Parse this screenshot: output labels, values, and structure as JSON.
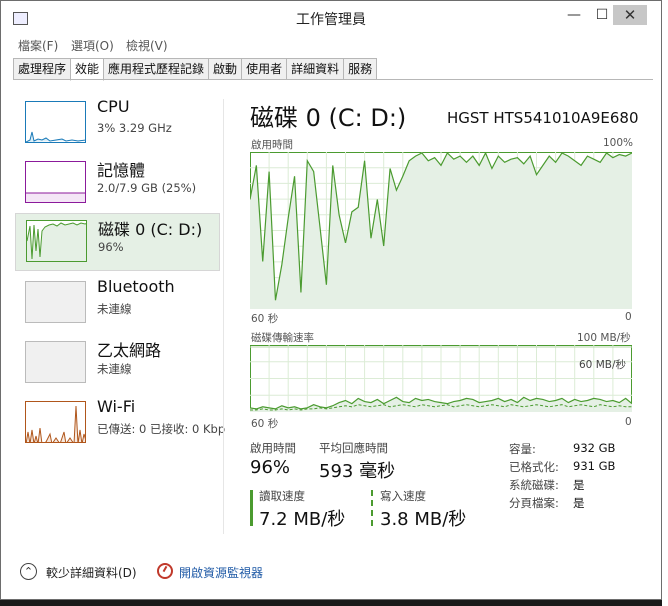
{
  "window": {
    "title": "工作管理員",
    "min": "—",
    "max": "☐",
    "close": "✕"
  },
  "menu": [
    "檔案(F)",
    "選項(O)",
    "檢視(V)"
  ],
  "tabs": [
    "處理程序",
    "效能",
    "應用程式歷程記錄",
    "啟動",
    "使用者",
    "詳細資料",
    "服務"
  ],
  "active_tab": 1,
  "sidebar": {
    "items": [
      {
        "title": "CPU",
        "sub": "3%  3.29 GHz",
        "color": "#1a7ab8"
      },
      {
        "title": "記憶體",
        "sub": "2.0/7.9 GB (25%)",
        "color": "#8b1a9b"
      },
      {
        "title": "磁碟 0 (C: D:)",
        "sub": "96%",
        "color": "#4b9b30"
      },
      {
        "title": "Bluetooth",
        "sub": "未連線",
        "color": "#999999"
      },
      {
        "title": "乙太網路",
        "sub": "未連線",
        "color": "#999999"
      },
      {
        "title": "Wi-Fi",
        "sub": "已傳送: 0 已接收: 0 Kbp",
        "color": "#b0561b"
      }
    ]
  },
  "disk": {
    "title": "磁碟 0 (C: D:)",
    "model": "HGST HTS541010A9E680",
    "active_chart": {
      "label": "啟用時間",
      "max_label": "100%",
      "x_left": "60 秒",
      "x_right": "0",
      "values": [
        70,
        92,
        30,
        88,
        5,
        28,
        58,
        85,
        10,
        95,
        88,
        52,
        15,
        92,
        60,
        42,
        62,
        65,
        95,
        45,
        70,
        40,
        90,
        76,
        85,
        95,
        98,
        100,
        95,
        97,
        92,
        100,
        96,
        98,
        94,
        98,
        92,
        100,
        90,
        98,
        94,
        96,
        97,
        93,
        98,
        86,
        92,
        98,
        94,
        100,
        98,
        95,
        92,
        98,
        96,
        94,
        100,
        97,
        99,
        98,
        100
      ]
    },
    "transfer_chart": {
      "label": "磁碟傳輸速率",
      "max_label": "100 MB/秒",
      "ref_label": "60 MB/秒",
      "x_left": "60 秒",
      "x_right": "0",
      "read_values": [
        3,
        2,
        4,
        3,
        2,
        5,
        3,
        4,
        2,
        3,
        6,
        4,
        3,
        5,
        8,
        10,
        7,
        12,
        9,
        8,
        11,
        7,
        10,
        13,
        9,
        8,
        12,
        10,
        11,
        9,
        8,
        7,
        9,
        10,
        12,
        11,
        8,
        9,
        10,
        12,
        9,
        11,
        8,
        13,
        10,
        12,
        11,
        9,
        10,
        12,
        8,
        11,
        9,
        10,
        12,
        11,
        9,
        10,
        8,
        12,
        7
      ],
      "write_values": [
        1,
        1,
        2,
        1,
        1,
        2,
        1,
        2,
        1,
        2,
        2,
        3,
        2,
        3,
        4,
        5,
        4,
        6,
        5,
        4,
        5,
        6,
        4,
        5,
        6,
        5,
        4,
        6,
        5,
        4,
        5,
        6,
        4,
        5,
        6,
        5,
        4,
        5,
        6,
        5,
        4,
        6,
        5,
        4,
        5,
        6,
        5,
        4,
        5,
        6,
        4,
        5,
        6,
        5,
        4,
        6,
        5,
        4,
        5,
        4,
        4
      ]
    },
    "stats": {
      "active_time_label": "啟用時間",
      "active_time": "96%",
      "avg_response_label": "平均回應時間",
      "avg_response": "593 毫秒",
      "read_label": "讀取速度",
      "read": "7.2 MB/秒",
      "write_label": "寫入速度",
      "write": "3.8 MB/秒"
    },
    "props": [
      {
        "k": "容量:",
        "v": "932 GB"
      },
      {
        "k": "已格式化:",
        "v": "931 GB"
      },
      {
        "k": "系統磁碟:",
        "v": "是"
      },
      {
        "k": "分頁檔案:",
        "v": "是"
      }
    ]
  },
  "footer": {
    "fewer_details": "較少詳細資料(D)",
    "open_resmon": "開啟資源監視器"
  },
  "accent": "#4b9b30"
}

→ **YOUR TASK**: Repeat the entries exactly and keep the pictures out of the copy.

→ **RESPONSE TO THIS EXERCISE**:
Parse this screenshot: output labels, values, and structure as JSON.
{
  "window": {
    "title": "工作管理員",
    "min": "—",
    "max": "☐",
    "close": "✕"
  },
  "menu": [
    "檔案(F)",
    "選項(O)",
    "檢視(V)"
  ],
  "tabs": [
    "處理程序",
    "效能",
    "應用程式歷程記錄",
    "啟動",
    "使用者",
    "詳細資料",
    "服務"
  ],
  "active_tab": 1,
  "sidebar": {
    "items": [
      {
        "title": "CPU",
        "sub": "3%  3.29 GHz",
        "color": "#1a7ab8"
      },
      {
        "title": "記憶體",
        "sub": "2.0/7.9 GB (25%)",
        "color": "#8b1a9b"
      },
      {
        "title": "磁碟 0 (C: D:)",
        "sub": "96%",
        "color": "#4b9b30"
      },
      {
        "title": "Bluetooth",
        "sub": "未連線",
        "color": "#999999"
      },
      {
        "title": "乙太網路",
        "sub": "未連線",
        "color": "#999999"
      },
      {
        "title": "Wi-Fi",
        "sub": "已傳送: 0 已接收: 0 Kbp",
        "color": "#b0561b"
      }
    ]
  },
  "disk": {
    "title": "磁碟 0 (C: D:)",
    "model": "HGST HTS541010A9E680",
    "active_chart": {
      "label": "啟用時間",
      "max_label": "100%",
      "x_left": "60 秒",
      "x_right": "0",
      "values": [
        70,
        92,
        30,
        88,
        5,
        28,
        58,
        85,
        10,
        95,
        88,
        52,
        15,
        92,
        60,
        42,
        62,
        65,
        95,
        45,
        70,
        40,
        90,
        76,
        85,
        95,
        98,
        100,
        95,
        97,
        92,
        100,
        96,
        98,
        94,
        98,
        92,
        100,
        90,
        98,
        94,
        96,
        97,
        93,
        98,
        86,
        92,
        98,
        94,
        100,
        98,
        95,
        92,
        98,
        96,
        94,
        100,
        97,
        99,
        98,
        100
      ]
    },
    "transfer_chart": {
      "label": "磁碟傳輸速率",
      "max_label": "100 MB/秒",
      "ref_label": "60 MB/秒",
      "x_left": "60 秒",
      "x_right": "0",
      "read_values": [
        3,
        2,
        4,
        3,
        2,
        5,
        3,
        4,
        2,
        3,
        6,
        4,
        3,
        5,
        8,
        10,
        7,
        12,
        9,
        8,
        11,
        7,
        10,
        13,
        9,
        8,
        12,
        10,
        11,
        9,
        8,
        7,
        9,
        10,
        12,
        11,
        8,
        9,
        10,
        12,
        9,
        11,
        8,
        13,
        10,
        12,
        11,
        9,
        10,
        12,
        8,
        11,
        9,
        10,
        12,
        11,
        9,
        10,
        8,
        12,
        7
      ],
      "write_values": [
        1,
        1,
        2,
        1,
        1,
        2,
        1,
        2,
        1,
        2,
        2,
        3,
        2,
        3,
        4,
        5,
        4,
        6,
        5,
        4,
        5,
        6,
        4,
        5,
        6,
        5,
        4,
        6,
        5,
        4,
        5,
        6,
        4,
        5,
        6,
        5,
        4,
        5,
        6,
        5,
        4,
        6,
        5,
        4,
        5,
        6,
        5,
        4,
        5,
        6,
        4,
        5,
        6,
        5,
        4,
        6,
        5,
        4,
        5,
        4,
        4
      ]
    },
    "stats": {
      "active_time_label": "啟用時間",
      "active_time": "96%",
      "avg_response_label": "平均回應時間",
      "avg_response": "593 毫秒",
      "read_label": "讀取速度",
      "read": "7.2 MB/秒",
      "write_label": "寫入速度",
      "write": "3.8 MB/秒"
    },
    "props": [
      {
        "k": "容量:",
        "v": "932 GB"
      },
      {
        "k": "已格式化:",
        "v": "931 GB"
      },
      {
        "k": "系統磁碟:",
        "v": "是"
      },
      {
        "k": "分頁檔案:",
        "v": "是"
      }
    ]
  },
  "footer": {
    "fewer_details": "較少詳細資料(D)",
    "open_resmon": "開啟資源監視器"
  },
  "accent": "#4b9b30"
}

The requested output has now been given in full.